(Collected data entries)
----

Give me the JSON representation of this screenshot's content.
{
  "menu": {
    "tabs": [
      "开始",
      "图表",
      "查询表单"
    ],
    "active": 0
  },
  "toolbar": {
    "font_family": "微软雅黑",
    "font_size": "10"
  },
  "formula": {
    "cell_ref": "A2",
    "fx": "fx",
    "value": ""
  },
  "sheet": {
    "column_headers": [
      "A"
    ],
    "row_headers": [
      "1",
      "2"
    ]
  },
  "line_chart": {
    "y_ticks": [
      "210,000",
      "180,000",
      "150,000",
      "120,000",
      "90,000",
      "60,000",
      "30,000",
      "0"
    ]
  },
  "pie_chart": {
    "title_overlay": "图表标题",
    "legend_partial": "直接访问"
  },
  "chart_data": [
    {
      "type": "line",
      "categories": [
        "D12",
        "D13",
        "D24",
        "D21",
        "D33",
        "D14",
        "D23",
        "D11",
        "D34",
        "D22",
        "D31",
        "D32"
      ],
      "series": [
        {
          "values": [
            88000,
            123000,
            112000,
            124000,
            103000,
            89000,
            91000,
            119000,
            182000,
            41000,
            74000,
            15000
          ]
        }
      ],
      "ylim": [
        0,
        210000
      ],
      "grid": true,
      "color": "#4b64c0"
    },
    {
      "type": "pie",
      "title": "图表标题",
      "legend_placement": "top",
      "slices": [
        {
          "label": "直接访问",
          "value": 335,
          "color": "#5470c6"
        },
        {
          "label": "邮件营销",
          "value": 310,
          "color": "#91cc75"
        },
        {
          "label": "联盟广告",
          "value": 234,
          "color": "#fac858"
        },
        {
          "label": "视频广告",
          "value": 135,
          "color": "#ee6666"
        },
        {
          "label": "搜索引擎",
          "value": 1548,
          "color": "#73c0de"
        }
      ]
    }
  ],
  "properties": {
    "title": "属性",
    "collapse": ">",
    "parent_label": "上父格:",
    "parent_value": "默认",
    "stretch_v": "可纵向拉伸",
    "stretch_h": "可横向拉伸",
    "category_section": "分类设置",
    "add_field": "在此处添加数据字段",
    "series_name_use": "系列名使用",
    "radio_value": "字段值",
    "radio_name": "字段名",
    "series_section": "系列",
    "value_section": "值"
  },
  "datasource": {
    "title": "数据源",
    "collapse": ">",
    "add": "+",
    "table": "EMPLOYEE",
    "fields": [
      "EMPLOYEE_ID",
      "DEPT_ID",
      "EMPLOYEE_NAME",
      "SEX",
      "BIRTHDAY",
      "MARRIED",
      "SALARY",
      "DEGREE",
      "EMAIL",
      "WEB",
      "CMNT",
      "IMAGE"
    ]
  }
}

----

**Directions for this task**
Write out every entry again exactly, please, with nothing missing.

**Exercise response**
Give me the JSON representation of this screenshot's content.
{
  "menu": {
    "tabs": [
      "开始",
      "图表",
      "查询表单"
    ],
    "active": 0
  },
  "toolbar": {
    "font_family": "微软雅黑",
    "font_size": "10"
  },
  "formula": {
    "cell_ref": "A2",
    "fx": "fx",
    "value": ""
  },
  "sheet": {
    "column_headers": [
      "A"
    ],
    "row_headers": [
      "1",
      "2"
    ]
  },
  "line_chart": {
    "y_ticks": [
      "210,000",
      "180,000",
      "150,000",
      "120,000",
      "90,000",
      "60,000",
      "30,000",
      "0"
    ]
  },
  "pie_chart": {
    "title_overlay": "图表标题",
    "legend_partial": "直接访问"
  },
  "chart_data": [
    {
      "type": "line",
      "categories": [
        "D12",
        "D13",
        "D24",
        "D21",
        "D33",
        "D14",
        "D23",
        "D11",
        "D34",
        "D22",
        "D31",
        "D32"
      ],
      "series": [
        {
          "values": [
            88000,
            123000,
            112000,
            124000,
            103000,
            89000,
            91000,
            119000,
            182000,
            41000,
            74000,
            15000
          ]
        }
      ],
      "ylim": [
        0,
        210000
      ],
      "grid": true,
      "color": "#4b64c0"
    },
    {
      "type": "pie",
      "title": "图表标题",
      "legend_placement": "top",
      "slices": [
        {
          "label": "直接访问",
          "value": 335,
          "color": "#5470c6"
        },
        {
          "label": "邮件营销",
          "value": 310,
          "color": "#91cc75"
        },
        {
          "label": "联盟广告",
          "value": 234,
          "color": "#fac858"
        },
        {
          "label": "视频广告",
          "value": 135,
          "color": "#ee6666"
        },
        {
          "label": "搜索引擎",
          "value": 1548,
          "color": "#73c0de"
        }
      ]
    }
  ],
  "properties": {
    "title": "属性",
    "collapse": ">",
    "parent_label": "上父格:",
    "parent_value": "默认",
    "stretch_v": "可纵向拉伸",
    "stretch_h": "可横向拉伸",
    "category_section": "分类设置",
    "add_field": "在此处添加数据字段",
    "series_name_use": "系列名使用",
    "radio_value": "字段值",
    "radio_name": "字段名",
    "series_section": "系列",
    "value_section": "值"
  },
  "datasource": {
    "title": "数据源",
    "collapse": ">",
    "add": "+",
    "table": "EMPLOYEE",
    "fields": [
      "EMPLOYEE_ID",
      "DEPT_ID",
      "EMPLOYEE_NAME",
      "SEX",
      "BIRTHDAY",
      "MARRIED",
      "SALARY",
      "DEGREE",
      "EMAIL",
      "WEB",
      "CMNT",
      "IMAGE"
    ]
  }
}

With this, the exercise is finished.